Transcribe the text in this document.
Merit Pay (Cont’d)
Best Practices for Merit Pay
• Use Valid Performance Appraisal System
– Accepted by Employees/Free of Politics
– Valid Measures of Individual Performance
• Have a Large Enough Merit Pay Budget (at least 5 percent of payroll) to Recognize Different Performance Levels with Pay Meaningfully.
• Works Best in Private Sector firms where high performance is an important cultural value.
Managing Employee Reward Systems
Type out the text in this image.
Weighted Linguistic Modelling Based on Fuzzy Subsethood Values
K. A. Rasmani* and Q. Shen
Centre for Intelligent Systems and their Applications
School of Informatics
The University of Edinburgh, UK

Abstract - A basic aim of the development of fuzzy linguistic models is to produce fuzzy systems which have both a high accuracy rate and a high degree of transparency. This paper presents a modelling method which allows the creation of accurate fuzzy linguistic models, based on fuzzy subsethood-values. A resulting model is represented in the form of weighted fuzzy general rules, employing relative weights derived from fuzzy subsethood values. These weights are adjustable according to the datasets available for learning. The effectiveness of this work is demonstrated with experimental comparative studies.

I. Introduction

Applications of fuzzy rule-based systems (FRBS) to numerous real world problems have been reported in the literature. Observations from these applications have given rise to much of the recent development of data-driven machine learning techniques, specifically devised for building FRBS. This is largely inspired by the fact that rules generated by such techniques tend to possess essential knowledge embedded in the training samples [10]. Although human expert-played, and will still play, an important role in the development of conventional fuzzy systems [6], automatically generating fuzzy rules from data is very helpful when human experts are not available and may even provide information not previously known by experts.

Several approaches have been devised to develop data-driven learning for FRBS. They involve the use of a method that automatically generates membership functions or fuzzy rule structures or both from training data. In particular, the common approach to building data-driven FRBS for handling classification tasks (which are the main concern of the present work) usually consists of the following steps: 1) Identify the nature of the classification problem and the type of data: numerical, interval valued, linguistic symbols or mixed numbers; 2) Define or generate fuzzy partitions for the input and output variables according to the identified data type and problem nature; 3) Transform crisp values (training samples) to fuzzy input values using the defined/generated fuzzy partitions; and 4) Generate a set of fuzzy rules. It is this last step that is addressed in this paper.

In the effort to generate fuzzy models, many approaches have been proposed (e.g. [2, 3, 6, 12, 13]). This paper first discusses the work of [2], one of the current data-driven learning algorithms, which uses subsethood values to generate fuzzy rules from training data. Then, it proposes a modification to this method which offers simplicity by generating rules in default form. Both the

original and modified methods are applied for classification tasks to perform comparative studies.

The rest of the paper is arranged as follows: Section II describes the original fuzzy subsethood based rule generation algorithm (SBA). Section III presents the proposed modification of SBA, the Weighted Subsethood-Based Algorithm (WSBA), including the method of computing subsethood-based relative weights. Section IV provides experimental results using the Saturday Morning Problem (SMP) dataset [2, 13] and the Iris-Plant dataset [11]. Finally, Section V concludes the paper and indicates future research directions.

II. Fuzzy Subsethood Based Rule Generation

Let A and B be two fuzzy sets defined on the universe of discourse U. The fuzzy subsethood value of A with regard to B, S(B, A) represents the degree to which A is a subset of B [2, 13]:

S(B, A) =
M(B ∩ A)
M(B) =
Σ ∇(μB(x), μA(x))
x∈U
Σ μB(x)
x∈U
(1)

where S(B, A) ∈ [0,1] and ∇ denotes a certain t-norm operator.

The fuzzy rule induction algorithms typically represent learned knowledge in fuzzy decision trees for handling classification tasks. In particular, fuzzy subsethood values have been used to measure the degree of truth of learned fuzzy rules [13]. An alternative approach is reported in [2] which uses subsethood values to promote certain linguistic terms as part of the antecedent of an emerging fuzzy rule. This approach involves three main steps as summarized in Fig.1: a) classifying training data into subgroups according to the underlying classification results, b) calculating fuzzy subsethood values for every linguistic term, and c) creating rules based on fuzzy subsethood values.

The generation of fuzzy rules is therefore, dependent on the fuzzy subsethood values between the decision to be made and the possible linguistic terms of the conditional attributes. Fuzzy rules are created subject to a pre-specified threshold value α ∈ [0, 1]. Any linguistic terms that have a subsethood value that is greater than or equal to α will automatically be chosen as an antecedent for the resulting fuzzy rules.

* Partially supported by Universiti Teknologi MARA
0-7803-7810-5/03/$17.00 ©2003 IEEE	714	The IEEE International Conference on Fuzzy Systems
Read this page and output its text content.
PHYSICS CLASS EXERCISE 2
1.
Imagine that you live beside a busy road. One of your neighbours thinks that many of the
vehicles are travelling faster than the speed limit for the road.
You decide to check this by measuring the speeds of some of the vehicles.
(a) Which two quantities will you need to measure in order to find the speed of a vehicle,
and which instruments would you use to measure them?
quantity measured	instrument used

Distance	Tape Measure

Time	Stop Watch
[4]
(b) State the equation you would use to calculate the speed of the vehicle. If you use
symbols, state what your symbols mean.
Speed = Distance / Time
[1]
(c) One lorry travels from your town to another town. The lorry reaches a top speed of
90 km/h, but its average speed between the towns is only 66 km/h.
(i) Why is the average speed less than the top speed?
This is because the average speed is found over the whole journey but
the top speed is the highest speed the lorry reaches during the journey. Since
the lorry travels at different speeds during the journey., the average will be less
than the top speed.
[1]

*-*-*

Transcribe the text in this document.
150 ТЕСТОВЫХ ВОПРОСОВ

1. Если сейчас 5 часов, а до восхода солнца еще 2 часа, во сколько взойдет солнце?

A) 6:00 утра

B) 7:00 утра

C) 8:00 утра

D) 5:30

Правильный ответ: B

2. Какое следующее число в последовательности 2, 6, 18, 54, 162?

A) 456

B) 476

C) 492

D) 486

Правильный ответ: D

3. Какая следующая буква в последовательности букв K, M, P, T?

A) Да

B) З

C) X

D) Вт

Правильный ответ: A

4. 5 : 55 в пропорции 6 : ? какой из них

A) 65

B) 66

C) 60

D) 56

*-*-*

Report the number of lines in the listing where the string "road" appears, and nothing besides.

THE COMPLETED TASK — 2